What needs to be done
Which lines in the records below contain the word "Save"? Copy each one out.

==========

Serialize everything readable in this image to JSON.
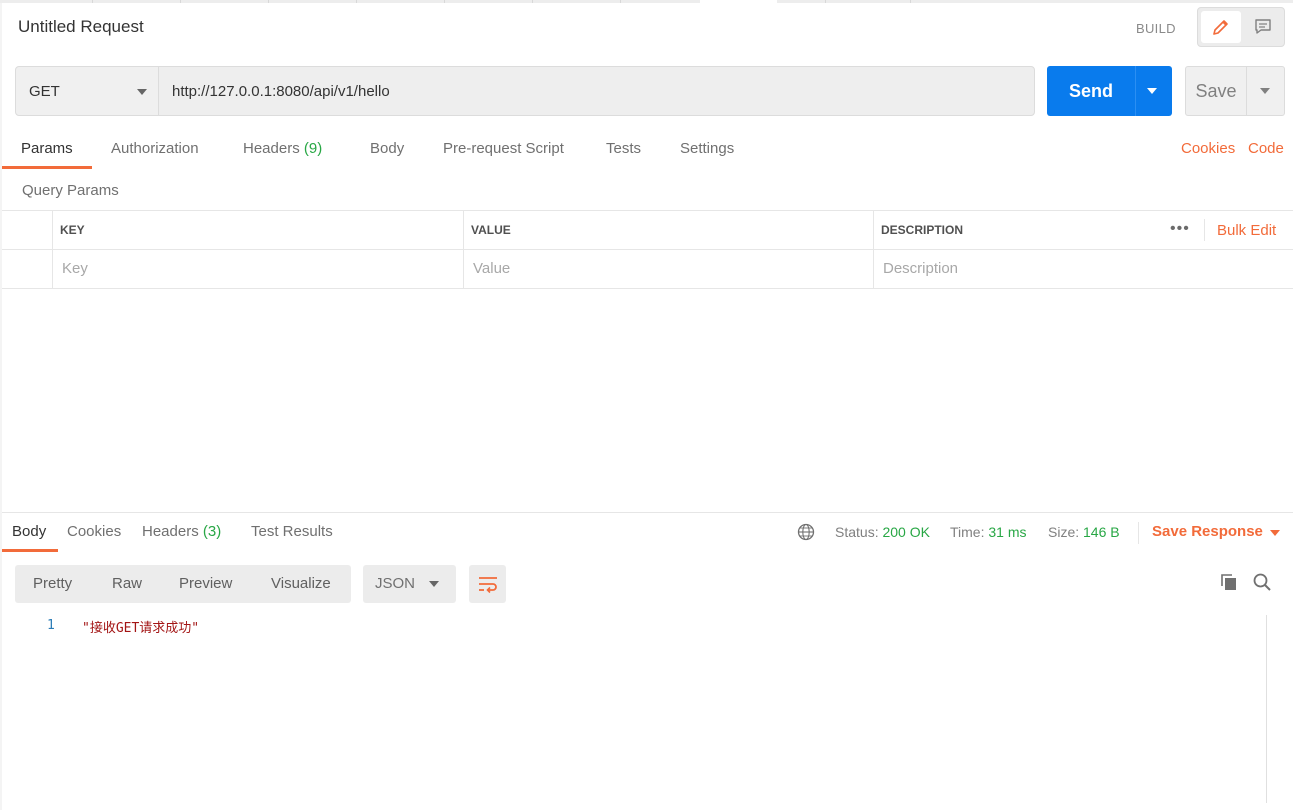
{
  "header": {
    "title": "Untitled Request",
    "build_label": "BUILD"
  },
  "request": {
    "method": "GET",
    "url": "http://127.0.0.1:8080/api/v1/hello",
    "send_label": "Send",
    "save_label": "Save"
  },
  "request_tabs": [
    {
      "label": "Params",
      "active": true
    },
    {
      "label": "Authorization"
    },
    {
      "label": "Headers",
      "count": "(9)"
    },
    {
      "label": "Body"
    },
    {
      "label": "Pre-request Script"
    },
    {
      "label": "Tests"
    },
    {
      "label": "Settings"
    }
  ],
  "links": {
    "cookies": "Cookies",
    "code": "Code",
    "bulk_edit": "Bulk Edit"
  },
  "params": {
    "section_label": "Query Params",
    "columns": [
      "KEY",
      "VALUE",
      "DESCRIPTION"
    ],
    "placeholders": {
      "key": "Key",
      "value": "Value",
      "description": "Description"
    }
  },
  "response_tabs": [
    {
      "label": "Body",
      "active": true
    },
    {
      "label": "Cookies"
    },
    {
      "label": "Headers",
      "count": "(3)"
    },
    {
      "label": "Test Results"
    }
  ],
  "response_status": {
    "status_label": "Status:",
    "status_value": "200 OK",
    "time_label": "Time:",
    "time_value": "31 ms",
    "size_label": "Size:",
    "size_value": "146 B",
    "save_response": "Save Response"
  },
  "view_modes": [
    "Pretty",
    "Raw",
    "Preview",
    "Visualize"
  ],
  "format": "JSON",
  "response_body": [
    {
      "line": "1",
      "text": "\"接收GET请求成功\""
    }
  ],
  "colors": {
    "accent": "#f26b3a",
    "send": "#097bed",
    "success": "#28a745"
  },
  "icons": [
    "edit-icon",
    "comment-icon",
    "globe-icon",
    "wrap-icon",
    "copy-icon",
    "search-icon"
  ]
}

==========

Reply to the exercise
    "save_label": "Save"
    "save_response": "Save Response"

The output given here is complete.